Complete the following.
[1] Edit the passage of the train friction problem that opens with the words containing "## Homework Statement" and closes with "at 42 km/h?", changing "locomotive" to "engine".
[2] Resume the train friction problem after its last line, carrying on the attempt at a solution.

Text passage.
◆ ◆ ◆ ◆ ◆

# Forces, Trains and Friction

## Homework Statement

A locomotive accelerates a 25 car train along a level track. Every car has a mass of 6.8 * 104 kg and is subject to a friction force f = 250v where the speed v is in meters per second and the force f is in newtons. At the instant when the speed of the train is 42 km/h, the magnitude of the acceleration is 0.20 m/s2.

(a) What is the tension in the coupling between the first car and the locomotive?
I got 412875 N
(b) If the tension is equal to the maximum force the locomotive can exert on the train, what is the steepest grade up which the locomotive can pull the train at 42 km/h?
This is the part I need help with

f = 250*v
v = 11.66 m/s

## The Attempt at a Solution

Ok, for the first part,
Net Force = F - f(riction)

◆ ◆ ◆ ◆ ◆

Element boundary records
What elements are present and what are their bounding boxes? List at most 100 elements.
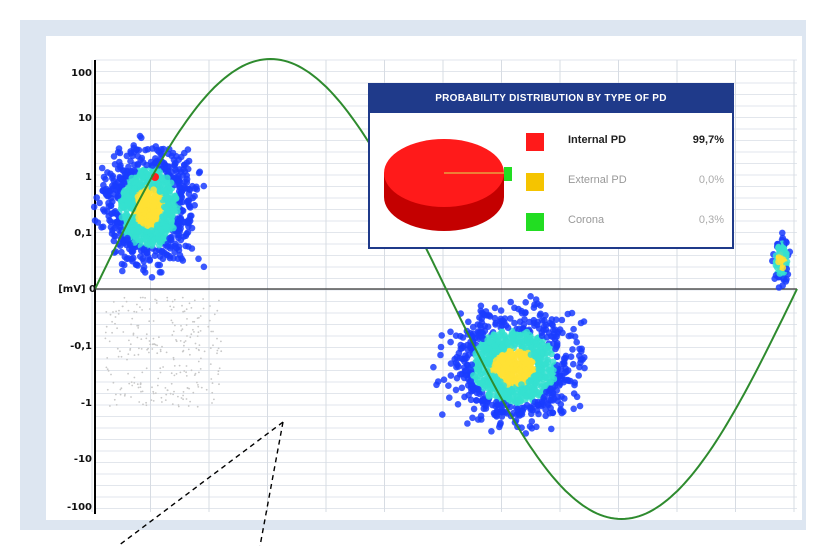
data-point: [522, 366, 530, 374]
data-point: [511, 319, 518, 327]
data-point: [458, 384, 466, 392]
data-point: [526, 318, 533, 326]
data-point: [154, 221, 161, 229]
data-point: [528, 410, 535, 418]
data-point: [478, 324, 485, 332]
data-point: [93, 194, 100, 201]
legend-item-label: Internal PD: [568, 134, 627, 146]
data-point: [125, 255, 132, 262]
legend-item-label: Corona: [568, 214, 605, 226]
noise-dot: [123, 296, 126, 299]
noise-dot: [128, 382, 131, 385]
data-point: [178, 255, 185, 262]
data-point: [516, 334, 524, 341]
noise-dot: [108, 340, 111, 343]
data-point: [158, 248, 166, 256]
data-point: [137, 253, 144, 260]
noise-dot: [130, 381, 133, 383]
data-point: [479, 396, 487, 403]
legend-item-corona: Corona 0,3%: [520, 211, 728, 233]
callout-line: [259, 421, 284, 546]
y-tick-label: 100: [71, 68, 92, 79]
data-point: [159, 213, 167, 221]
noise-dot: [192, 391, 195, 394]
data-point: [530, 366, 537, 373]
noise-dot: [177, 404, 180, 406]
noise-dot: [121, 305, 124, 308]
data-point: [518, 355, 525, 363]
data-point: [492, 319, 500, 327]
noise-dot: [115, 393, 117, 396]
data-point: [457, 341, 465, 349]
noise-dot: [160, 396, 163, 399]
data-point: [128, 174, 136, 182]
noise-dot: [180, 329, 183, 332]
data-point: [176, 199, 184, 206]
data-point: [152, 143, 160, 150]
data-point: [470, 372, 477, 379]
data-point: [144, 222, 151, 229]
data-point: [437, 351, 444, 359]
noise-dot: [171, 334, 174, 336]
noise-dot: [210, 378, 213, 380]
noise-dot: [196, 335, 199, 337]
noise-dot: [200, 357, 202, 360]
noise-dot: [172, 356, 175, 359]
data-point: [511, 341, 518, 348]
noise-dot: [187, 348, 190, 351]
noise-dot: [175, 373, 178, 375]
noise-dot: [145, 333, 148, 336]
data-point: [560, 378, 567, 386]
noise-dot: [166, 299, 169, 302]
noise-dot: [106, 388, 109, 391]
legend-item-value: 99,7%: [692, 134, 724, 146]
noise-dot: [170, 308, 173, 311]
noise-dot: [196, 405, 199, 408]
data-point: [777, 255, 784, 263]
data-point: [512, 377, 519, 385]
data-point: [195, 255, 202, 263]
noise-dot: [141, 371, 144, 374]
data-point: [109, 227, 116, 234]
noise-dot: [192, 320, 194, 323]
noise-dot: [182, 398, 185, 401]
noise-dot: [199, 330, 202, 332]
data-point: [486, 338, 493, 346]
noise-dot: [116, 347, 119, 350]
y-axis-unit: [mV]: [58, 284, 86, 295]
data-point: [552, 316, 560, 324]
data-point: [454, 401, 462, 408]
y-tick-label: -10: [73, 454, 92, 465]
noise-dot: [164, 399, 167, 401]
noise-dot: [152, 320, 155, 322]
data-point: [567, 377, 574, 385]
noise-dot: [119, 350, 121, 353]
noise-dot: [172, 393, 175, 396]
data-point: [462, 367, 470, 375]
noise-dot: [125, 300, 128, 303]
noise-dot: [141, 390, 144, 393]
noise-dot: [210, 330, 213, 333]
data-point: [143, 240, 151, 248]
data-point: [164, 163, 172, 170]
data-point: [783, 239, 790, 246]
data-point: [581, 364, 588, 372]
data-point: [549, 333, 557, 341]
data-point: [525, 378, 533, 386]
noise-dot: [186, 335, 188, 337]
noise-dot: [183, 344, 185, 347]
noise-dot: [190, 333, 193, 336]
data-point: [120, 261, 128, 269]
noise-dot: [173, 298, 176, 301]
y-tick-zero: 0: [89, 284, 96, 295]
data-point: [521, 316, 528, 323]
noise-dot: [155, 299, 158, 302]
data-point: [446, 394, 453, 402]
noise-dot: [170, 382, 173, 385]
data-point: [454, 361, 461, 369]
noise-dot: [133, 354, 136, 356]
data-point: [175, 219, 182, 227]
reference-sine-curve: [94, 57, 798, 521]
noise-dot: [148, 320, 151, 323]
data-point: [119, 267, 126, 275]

◆ ◆ ◆ ◆ ◆

Written answers.
[1]
## Homework Statement

A engine accelerates a 25 car train along a level track. Every car has a mass of 6.8 * 104 kg and is subject to a friction force f = 250v where the speed v is in meters per second and the force f is in newtons. At the instant when the speed of the train is 42 km/h, the magnitude of the acceleration is 0.20 m/s2.

(a) What is the tension in the coupling between the first car and the engine?
I got 412875 N
(b) If the tension is equal to the maximum force the engine can exert on the train, what is the steepest grade up which the engine can pull the train at 42 km/h?

[2]
ma=F-f
ma+f=F
because there are 25 cars, each with its own mass and friction...
25(m)a + 25(250v) = F
25(6.8 E4)(0.2) + 25(250*11.66) = F
412875 = F

For the second part, I drew the following diagram, which should show up as an attachment.
I forgot to draw in the theta, but oh well.

Net Force = F - mgsin∅ - f - Ncos ∅ = 0
If the net force is zero, then the velocity is constant, I think...
Going on that assumption...
F-f-mgsin∅-mgcos∅ = 0
F-f = mg(sin∅ + cos∅)
(F-f)/(mg) = sin∅ + cos∅
...and that's how far I got before confusion got me.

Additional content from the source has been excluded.